▶ _TO BE DONE_
List each line of the data that holds the string "PLATE", please.

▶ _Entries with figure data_
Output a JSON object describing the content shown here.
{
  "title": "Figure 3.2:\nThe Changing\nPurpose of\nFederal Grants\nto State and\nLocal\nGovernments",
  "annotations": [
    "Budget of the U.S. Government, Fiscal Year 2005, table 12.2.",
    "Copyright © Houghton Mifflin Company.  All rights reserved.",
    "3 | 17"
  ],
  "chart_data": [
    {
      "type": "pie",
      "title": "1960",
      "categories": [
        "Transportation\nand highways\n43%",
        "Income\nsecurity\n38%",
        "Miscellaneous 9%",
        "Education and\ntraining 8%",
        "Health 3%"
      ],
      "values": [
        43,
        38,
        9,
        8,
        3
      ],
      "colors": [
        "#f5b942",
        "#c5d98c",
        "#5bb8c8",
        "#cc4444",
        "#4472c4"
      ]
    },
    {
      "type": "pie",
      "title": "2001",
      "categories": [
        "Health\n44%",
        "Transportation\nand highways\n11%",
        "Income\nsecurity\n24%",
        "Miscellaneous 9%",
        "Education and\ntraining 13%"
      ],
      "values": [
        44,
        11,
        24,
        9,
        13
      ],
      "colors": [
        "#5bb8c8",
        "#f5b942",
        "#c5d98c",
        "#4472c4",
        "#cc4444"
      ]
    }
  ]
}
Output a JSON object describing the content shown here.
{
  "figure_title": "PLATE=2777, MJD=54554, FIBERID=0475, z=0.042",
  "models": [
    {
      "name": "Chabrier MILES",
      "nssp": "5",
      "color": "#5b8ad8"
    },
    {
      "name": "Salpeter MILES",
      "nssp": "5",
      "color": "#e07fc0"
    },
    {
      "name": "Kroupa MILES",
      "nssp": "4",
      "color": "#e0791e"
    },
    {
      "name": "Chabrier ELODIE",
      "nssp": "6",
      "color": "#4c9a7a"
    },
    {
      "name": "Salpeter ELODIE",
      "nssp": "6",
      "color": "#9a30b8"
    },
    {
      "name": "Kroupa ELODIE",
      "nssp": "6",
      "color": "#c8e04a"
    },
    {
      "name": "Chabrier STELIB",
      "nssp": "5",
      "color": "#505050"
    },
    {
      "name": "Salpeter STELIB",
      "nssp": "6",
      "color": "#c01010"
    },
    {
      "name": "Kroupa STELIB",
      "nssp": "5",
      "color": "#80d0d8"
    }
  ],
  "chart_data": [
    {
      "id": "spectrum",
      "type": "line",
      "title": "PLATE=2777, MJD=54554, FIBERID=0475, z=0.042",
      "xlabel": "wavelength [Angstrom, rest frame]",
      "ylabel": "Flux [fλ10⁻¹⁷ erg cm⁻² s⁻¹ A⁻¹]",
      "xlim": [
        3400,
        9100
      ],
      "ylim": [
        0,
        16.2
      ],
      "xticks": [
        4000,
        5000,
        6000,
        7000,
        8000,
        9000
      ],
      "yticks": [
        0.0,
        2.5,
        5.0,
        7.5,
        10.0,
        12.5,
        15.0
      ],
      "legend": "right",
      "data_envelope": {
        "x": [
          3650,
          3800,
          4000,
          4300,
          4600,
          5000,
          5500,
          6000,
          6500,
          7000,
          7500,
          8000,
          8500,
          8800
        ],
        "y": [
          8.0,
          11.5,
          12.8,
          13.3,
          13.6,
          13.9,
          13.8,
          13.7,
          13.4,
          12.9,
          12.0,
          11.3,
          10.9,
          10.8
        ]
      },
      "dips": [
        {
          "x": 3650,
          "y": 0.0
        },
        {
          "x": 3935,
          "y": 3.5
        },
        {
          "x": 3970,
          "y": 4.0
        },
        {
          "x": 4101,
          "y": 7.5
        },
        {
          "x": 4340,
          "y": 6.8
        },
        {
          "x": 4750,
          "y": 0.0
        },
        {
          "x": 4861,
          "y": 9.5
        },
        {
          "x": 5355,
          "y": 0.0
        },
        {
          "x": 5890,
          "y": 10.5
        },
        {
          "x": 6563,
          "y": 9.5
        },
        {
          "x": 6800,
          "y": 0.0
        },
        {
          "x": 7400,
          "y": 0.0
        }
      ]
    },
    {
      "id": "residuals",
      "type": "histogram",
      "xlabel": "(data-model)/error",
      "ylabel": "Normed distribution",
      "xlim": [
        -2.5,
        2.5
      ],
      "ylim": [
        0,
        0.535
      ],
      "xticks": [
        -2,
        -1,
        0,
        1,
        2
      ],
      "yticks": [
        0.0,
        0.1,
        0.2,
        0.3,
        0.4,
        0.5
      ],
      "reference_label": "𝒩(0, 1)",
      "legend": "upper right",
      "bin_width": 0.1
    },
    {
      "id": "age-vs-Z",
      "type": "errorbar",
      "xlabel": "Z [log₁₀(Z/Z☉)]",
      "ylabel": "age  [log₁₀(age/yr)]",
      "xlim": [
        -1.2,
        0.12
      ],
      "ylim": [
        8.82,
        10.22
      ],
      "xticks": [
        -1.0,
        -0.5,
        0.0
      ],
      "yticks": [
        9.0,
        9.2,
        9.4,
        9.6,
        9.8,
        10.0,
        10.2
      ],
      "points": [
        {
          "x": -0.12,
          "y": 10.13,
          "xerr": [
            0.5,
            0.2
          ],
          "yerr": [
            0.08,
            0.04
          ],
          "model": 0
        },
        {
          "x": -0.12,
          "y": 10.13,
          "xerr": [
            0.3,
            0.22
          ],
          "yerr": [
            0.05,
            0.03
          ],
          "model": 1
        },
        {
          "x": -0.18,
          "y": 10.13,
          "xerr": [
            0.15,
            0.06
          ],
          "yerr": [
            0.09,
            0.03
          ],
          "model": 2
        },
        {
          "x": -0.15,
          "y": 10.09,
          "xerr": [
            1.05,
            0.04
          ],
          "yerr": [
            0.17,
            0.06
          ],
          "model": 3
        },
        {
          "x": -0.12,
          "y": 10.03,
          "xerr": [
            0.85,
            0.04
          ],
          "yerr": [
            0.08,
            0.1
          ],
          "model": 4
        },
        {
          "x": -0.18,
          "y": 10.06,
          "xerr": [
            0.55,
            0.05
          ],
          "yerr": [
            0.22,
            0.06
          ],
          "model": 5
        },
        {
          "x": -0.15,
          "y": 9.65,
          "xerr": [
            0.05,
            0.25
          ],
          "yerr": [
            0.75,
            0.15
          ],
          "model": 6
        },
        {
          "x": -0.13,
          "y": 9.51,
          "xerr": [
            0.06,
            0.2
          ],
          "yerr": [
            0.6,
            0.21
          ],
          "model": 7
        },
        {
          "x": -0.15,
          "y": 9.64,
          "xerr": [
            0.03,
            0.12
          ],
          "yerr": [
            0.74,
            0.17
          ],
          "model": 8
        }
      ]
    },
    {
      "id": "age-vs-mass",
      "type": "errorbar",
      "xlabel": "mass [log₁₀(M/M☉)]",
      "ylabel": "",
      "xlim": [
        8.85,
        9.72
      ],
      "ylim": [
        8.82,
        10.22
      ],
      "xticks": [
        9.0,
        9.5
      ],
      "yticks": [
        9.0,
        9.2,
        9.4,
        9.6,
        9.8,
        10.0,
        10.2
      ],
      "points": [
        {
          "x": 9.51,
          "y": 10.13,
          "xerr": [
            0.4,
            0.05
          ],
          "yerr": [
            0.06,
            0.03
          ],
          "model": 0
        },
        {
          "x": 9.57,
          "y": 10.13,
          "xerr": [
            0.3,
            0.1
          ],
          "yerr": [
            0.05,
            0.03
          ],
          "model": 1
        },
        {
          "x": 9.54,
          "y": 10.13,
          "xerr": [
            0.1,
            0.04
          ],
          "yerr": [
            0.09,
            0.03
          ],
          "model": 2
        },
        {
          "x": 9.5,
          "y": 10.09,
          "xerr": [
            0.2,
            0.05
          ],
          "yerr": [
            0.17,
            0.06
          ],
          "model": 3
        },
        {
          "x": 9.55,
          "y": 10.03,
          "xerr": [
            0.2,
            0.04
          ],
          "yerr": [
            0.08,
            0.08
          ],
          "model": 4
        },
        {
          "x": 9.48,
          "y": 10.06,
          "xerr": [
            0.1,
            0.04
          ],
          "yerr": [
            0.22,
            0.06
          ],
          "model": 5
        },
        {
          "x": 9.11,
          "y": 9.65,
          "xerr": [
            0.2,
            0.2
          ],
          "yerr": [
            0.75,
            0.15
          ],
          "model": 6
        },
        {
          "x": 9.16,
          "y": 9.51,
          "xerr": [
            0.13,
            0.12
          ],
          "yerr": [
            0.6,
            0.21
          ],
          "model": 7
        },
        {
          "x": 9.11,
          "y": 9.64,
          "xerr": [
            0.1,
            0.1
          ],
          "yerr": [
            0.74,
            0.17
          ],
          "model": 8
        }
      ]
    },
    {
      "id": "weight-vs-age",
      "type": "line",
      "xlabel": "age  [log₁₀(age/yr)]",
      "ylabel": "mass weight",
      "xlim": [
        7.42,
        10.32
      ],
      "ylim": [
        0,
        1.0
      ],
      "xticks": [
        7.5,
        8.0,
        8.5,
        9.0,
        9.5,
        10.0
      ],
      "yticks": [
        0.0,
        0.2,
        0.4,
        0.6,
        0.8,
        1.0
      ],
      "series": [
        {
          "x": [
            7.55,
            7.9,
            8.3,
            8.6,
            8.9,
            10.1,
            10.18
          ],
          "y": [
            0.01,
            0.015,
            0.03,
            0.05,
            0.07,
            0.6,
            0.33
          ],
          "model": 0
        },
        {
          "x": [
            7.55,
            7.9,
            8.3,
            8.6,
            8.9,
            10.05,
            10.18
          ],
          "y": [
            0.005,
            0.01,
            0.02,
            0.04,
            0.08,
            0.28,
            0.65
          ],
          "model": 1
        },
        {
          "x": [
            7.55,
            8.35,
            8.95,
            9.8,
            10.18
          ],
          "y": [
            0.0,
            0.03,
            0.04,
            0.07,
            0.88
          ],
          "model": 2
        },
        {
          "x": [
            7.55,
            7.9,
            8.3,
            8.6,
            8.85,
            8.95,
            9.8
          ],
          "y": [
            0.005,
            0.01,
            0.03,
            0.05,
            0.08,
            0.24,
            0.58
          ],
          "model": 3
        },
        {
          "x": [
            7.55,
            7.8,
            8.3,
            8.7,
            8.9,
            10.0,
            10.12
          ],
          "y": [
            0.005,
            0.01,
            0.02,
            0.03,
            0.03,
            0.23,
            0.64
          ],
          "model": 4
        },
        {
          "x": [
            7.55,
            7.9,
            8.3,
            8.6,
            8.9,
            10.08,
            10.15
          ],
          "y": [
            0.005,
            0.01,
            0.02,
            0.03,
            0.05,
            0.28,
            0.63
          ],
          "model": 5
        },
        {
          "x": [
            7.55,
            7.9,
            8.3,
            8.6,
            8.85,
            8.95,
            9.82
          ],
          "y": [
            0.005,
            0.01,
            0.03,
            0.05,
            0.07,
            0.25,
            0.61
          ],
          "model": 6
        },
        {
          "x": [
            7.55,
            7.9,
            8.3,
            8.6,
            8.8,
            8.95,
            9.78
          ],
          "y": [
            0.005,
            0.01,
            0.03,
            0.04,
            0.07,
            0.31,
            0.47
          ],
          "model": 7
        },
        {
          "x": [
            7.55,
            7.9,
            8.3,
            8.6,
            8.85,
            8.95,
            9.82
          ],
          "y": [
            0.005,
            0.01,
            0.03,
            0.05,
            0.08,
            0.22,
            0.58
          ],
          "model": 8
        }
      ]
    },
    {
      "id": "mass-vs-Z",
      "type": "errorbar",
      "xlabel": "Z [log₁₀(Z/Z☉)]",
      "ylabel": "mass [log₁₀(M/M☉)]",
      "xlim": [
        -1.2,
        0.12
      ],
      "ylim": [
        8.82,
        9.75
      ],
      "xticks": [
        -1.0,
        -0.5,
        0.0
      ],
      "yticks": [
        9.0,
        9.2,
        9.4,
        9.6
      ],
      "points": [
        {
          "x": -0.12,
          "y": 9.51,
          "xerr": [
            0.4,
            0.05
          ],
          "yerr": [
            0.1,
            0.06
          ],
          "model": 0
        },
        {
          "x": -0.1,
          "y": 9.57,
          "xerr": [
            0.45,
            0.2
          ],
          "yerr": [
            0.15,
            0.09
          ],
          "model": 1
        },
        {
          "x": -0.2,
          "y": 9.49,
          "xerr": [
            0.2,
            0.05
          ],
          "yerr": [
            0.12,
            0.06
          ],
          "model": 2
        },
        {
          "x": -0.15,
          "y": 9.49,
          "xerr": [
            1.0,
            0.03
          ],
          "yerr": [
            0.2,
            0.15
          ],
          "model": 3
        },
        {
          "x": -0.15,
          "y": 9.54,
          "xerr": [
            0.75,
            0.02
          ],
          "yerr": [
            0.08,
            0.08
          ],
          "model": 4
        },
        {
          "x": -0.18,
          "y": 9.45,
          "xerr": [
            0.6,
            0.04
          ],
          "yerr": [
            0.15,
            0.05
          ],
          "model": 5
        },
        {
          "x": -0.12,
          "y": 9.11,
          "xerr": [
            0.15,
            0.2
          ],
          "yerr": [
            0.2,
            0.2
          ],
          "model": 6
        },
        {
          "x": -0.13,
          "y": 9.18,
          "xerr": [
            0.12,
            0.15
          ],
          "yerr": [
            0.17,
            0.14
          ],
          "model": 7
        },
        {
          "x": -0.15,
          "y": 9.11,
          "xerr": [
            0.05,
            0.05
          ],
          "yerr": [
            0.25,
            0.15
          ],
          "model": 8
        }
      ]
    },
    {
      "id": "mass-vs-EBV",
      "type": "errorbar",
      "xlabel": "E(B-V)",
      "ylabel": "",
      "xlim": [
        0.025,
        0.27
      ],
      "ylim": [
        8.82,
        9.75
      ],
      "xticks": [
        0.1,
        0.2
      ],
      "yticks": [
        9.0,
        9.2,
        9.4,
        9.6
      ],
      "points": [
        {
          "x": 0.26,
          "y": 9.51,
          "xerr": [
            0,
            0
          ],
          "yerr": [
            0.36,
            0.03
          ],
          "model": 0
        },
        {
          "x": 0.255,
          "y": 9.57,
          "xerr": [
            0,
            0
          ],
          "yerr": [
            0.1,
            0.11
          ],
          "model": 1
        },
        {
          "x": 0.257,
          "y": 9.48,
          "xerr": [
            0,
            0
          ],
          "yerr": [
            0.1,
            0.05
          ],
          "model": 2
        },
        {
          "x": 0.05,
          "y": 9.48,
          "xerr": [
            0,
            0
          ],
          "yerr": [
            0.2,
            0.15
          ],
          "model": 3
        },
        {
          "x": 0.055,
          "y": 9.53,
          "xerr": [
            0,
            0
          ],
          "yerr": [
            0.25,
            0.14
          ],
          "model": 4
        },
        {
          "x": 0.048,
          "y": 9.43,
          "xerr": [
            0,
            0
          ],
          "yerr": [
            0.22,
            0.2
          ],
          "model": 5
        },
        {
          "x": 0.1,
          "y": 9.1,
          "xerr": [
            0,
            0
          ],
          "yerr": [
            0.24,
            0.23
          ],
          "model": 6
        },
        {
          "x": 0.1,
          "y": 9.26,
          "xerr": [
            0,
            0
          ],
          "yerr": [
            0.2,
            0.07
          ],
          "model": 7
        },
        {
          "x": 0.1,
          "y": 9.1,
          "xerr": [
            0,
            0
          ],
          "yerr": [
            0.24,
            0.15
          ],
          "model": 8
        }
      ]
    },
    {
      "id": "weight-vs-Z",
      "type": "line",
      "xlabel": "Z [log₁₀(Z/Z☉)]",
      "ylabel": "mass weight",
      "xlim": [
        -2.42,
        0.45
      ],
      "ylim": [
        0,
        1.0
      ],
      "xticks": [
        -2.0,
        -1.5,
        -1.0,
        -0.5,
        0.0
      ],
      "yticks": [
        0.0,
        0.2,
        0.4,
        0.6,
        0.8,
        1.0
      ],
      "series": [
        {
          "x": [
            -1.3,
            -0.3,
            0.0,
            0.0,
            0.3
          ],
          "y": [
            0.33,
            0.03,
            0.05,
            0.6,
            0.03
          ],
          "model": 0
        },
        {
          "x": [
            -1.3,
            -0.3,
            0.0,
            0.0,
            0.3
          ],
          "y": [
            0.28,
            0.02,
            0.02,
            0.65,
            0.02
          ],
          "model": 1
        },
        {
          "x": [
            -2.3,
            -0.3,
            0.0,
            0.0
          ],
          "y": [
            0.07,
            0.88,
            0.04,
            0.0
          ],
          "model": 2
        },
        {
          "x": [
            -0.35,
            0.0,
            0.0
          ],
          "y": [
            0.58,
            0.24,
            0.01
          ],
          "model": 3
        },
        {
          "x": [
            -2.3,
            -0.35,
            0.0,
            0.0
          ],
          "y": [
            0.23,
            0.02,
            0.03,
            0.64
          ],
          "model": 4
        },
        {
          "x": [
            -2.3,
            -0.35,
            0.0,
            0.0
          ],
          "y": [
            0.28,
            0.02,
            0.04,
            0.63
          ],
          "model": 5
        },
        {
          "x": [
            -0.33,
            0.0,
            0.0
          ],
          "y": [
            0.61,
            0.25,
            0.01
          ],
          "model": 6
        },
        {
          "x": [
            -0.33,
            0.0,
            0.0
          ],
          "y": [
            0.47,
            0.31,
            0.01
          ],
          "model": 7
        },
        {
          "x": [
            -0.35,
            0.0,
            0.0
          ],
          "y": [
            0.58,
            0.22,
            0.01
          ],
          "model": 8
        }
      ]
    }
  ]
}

▶ _ANSWER BELOW_
  "figure_title": "PLATE=2777, MJD=54554, FIBERID=0475, z=0.042",
      "title": "PLATE=2777, MJD=54554, FIBERID=0475, z=0.042",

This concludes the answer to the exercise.